ЗАДАНИЕ A |
Ответьте по тексту о хорватской истории и далматинских городах:
(i) Какой хорватский король, по свидетельству венгерских источников, безуспешно сопротивлялся войску Кальмана в 1102 г.?
(ii) Какие города названы на Черногорском Приморье?
(iii) Чем определялась экономическая устойчивость города?

Последнюю попытку отстоять независимость государства, как свидетельствуют венгерские источники, предпринял хорватский король Петр, который безуспешно сопротивлялся в 1102 г. войску венгерского короля Кальмана, в том же году короновавшегося хорватской короной. Хорватская знать была включена в феодальную иерархию Венгерского государства, но сохранила свои позиции на хорватских территориях. Поэтому дальнейшее развитие феодального порядка в Хорватии в рамках Королевства Венгрии определялось междоусобной борьбой хорватской знати за земли и влияние.



Глава седьмаяГорода-коммуны далматинского побережья(VII — середина ХIII в.)(М. М. Фрейденберг, А. В. Чернышов)

История раннесредневековой государственности на Балканах неполна без истории городов Адриатического побережья полуострова. Здесь целая россыпь городских центров: в Истрии (Пула, Пореч, Риека), в Далмации (Задар, Дубровник, Сплит); на так называемом Черногорском Приморье (Котор, Будва, Улцинь); наконец, в Албании (Влора — Валона, Дуррес — Диррахий, Драч). Многие из них были коммунами, а Дубровник самостоятельным государством — Дубровницкой республикой. История местных городов представляет интерес для истории балканской государственности в нескольких отношениях.

Прежде всего потому, что опыт, накопленный городами в административной, правовой и дипломатической областях, активно использовался другими балканскими государствами. Такова, например, роль городов с далматинского побережья — Задара, Дубровника, Сплита, Трогира. Это было реальное взаимодействие в рамках средневековой эпохи. Однако сочетание понятий «далматинский город» и «балканское государство» важно для исследователя еще и потому, что, реконструируя, например, исчезнувший облик Боснийского государства, он не может игнорировать развитие средневекового Дубровника, особенности его предгосударственной и государственной истории. Хотя в рассматриваемый период ни один из этих городов не стал в полном смысле государственным организмом, они постепенно обретали элементы административной (правовой, судебной) структуры, которые составили фундамент будущей государственной системы. Изучение этих элементов способно пролить дополнительный свет на пути развития политической жизни в разных регионах Балкан и на полуострове в целом. Особый интерес представляет также изучение той общности, того социума, который обычно именуется городской общиной. Ее характерные черты весьма многообразны. Определяющее значение имели ее внутренние социальные связи, ее потенции для последующего государственного развития. Наличие каналов связи с местной округой позволяло городской общине восполнять свои демографические потери, а ее сплоченность — совершать первые акции в пользу города, оборонять его, строить укрепления и т. п. Экономическая устойчивость города определялась наличием у него собственной хозяйственной базы. Возможно, обособленность городского социума отразилась и в сфере сознания, позволяя горожанам ощущать себя выше поселян округи и на этом основании претендовать на верховенство над ними.

ЗАДАНИЕ B | Процитируйте строки, идущие ниже, начиная с первой из них и заканчивая строкой, где есть «close-icon <box>1081 85 1125 129</box>», включительно.

ИСХОДНЫЕ СТРОКИ |
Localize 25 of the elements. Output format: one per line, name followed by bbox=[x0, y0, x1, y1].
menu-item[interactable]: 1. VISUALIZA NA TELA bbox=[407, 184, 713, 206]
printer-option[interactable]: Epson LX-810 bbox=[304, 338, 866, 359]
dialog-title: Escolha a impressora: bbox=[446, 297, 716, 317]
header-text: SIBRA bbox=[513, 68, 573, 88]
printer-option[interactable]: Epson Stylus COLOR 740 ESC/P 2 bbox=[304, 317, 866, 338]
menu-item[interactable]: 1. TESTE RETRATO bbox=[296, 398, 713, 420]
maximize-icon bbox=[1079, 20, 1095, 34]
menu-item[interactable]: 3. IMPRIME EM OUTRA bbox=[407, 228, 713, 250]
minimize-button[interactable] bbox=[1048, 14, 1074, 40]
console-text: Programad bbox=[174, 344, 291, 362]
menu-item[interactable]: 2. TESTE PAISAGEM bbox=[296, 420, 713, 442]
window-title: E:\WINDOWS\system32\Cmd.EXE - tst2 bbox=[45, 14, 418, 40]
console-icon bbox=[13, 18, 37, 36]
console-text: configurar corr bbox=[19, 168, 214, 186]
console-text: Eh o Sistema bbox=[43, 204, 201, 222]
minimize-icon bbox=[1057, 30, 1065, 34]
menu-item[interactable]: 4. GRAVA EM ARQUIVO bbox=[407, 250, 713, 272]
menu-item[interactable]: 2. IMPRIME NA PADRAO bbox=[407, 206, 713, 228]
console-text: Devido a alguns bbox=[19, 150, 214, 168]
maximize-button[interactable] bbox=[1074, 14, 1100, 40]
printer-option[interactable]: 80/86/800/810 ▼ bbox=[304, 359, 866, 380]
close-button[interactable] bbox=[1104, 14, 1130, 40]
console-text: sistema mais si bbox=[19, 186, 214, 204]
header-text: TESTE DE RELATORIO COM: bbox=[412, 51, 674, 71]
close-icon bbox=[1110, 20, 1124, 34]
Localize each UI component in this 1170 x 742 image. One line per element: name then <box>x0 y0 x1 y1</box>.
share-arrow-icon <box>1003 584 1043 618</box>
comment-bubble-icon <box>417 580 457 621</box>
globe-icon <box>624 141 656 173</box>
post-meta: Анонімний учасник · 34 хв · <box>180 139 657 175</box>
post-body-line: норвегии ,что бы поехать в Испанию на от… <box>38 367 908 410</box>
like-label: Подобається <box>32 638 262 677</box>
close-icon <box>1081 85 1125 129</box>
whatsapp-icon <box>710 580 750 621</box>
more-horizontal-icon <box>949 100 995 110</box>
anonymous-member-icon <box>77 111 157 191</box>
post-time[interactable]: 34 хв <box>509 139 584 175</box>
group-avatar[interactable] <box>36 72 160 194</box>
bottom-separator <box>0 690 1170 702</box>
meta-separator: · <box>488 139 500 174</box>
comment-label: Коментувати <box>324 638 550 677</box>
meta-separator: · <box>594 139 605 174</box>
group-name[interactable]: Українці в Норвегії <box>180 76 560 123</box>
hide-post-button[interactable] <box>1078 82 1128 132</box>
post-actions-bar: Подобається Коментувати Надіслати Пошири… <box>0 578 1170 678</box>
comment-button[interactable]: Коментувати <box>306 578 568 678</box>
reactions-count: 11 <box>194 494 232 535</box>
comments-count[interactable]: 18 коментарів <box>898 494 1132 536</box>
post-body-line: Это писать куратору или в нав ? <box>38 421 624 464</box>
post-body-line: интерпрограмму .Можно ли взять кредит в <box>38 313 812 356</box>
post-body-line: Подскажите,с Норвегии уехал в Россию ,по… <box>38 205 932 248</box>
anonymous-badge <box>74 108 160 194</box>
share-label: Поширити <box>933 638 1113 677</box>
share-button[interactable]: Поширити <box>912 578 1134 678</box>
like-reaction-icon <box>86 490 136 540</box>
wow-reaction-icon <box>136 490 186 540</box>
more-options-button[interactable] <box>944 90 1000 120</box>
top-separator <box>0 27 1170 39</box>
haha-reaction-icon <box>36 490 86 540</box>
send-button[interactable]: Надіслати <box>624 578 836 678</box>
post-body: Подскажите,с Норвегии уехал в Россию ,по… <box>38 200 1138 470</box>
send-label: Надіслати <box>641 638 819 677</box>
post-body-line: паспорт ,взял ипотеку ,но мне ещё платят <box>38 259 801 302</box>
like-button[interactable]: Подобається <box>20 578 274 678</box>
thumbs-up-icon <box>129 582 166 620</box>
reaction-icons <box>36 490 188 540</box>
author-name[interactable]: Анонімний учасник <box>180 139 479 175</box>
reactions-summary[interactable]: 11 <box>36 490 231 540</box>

ОТВЕТ A |
(i) Петр.
(ii) Котор, Будва, Улцинь.
(iii) Наличием у него собственной хозяйственной базы.

ОТВЕТ B |
Localize 25 of the elements. Output format: one per line, name followed by bbox=[x0, y0, x1, y1].
menu-item[interactable]: 1. VISUALIZA NA TELA bbox=[407, 184, 713, 206]
printer-option[interactable]: Epson LX-810 bbox=[304, 338, 866, 359]
dialog-title: Escolha a impressora: bbox=[446, 297, 716, 317]
header-text: SIBRA bbox=[513, 68, 573, 88]
printer-option[interactable]: Epson Stylus COLOR 740 ESC/P 2 bbox=[304, 317, 866, 338]
menu-item[interactable]: 1. TESTE RETRATO bbox=[296, 398, 713, 420]
maximize-icon bbox=[1079, 20, 1095, 34]
menu-item[interactable]: 3. IMPRIME EM OUTRA bbox=[407, 228, 713, 250]
minimize-button[interactable] bbox=[1048, 14, 1074, 40]
console-text: Programad bbox=[174, 344, 291, 362]
menu-item[interactable]: 2. TESTE PAISAGEM bbox=[296, 420, 713, 442]
window-title: E:\WINDOWS\system32\Cmd.EXE - tst2 bbox=[45, 14, 418, 40]
console-icon bbox=[13, 18, 37, 36]
console-text: configurar corr bbox=[19, 168, 214, 186]
console-text: Eh o Sistema bbox=[43, 204, 201, 222]
minimize-icon bbox=[1057, 30, 1065, 34]
menu-item[interactable]: 4. GRAVA EM ARQUIVO bbox=[407, 250, 713, 272]
menu-item[interactable]: 2. IMPRIME NA PADRAO bbox=[407, 206, 713, 228]
console-text: Devido a alguns bbox=[19, 150, 214, 168]
maximize-button[interactable] bbox=[1074, 14, 1100, 40]
printer-option[interactable]: 80/86/800/810 ▼ bbox=[304, 359, 866, 380]
close-button[interactable] bbox=[1104, 14, 1130, 40]
console-text: sistema mais si bbox=[19, 186, 214, 204]
header-text: TESTE DE RELATORIO COM: bbox=[412, 51, 674, 71]
close-icon bbox=[1110, 20, 1124, 34]
Localize each UI component in this 1170 x 742 image. One line per element: name then <box>x0 y0 x1 y1</box>.
share-arrow-icon <box>1003 584 1043 618</box>
comment-bubble-icon <box>417 580 457 621</box>
globe-icon <box>624 141 656 173</box>
post-meta: Анонімний учасник · 34 хв · <box>180 139 657 175</box>
post-body-line: норвегии ,что бы поехать в Испанию на от… <box>38 367 908 410</box>
like-label: Подобається <box>32 638 262 677</box>
close-icon <box>1081 85 1125 129</box>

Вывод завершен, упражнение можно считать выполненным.